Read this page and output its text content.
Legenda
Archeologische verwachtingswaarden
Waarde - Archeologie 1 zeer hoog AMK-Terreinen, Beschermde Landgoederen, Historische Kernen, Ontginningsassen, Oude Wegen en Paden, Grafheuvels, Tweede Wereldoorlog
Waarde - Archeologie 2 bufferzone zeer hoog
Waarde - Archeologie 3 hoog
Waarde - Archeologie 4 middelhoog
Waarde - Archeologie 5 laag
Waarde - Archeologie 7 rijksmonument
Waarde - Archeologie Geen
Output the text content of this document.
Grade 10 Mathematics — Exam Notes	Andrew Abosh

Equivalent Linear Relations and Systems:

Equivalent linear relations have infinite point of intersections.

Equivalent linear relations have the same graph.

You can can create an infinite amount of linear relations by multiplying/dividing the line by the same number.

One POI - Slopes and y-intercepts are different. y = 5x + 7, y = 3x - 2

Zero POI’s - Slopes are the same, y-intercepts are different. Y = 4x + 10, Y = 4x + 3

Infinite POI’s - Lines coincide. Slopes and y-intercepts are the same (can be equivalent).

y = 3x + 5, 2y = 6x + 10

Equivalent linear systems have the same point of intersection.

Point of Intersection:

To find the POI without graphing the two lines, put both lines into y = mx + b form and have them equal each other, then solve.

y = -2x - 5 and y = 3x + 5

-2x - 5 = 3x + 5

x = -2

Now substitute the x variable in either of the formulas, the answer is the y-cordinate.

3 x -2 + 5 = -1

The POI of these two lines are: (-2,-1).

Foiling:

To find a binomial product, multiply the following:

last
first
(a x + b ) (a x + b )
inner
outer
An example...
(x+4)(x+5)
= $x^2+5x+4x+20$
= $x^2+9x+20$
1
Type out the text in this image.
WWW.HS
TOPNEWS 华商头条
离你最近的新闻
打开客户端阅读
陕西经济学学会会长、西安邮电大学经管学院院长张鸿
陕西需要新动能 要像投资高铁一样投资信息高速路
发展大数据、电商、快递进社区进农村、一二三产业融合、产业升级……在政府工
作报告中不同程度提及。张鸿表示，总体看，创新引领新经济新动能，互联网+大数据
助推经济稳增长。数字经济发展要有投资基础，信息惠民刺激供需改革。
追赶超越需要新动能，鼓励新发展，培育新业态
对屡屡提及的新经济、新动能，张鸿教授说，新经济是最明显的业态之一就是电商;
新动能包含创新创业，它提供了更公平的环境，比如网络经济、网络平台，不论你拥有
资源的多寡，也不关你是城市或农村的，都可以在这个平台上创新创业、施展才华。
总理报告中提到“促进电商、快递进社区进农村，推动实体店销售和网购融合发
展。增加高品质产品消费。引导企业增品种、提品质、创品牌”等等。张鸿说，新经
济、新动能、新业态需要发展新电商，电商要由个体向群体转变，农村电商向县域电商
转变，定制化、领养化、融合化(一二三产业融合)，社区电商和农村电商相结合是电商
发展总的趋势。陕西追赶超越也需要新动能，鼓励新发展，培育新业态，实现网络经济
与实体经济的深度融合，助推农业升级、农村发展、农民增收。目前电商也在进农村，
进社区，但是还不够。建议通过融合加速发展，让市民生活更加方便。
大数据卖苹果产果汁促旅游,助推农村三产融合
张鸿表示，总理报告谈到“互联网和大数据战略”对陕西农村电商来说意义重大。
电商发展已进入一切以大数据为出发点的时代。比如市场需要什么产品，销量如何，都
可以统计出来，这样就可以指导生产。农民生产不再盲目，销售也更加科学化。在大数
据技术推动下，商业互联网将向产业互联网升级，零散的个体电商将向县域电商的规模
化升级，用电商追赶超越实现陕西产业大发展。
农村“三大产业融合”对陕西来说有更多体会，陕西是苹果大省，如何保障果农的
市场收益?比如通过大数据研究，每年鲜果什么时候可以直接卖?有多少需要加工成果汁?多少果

- Aim -
Report how many lines in the listing above include the word "Slopes". Give nothing but the number.

- The output -
3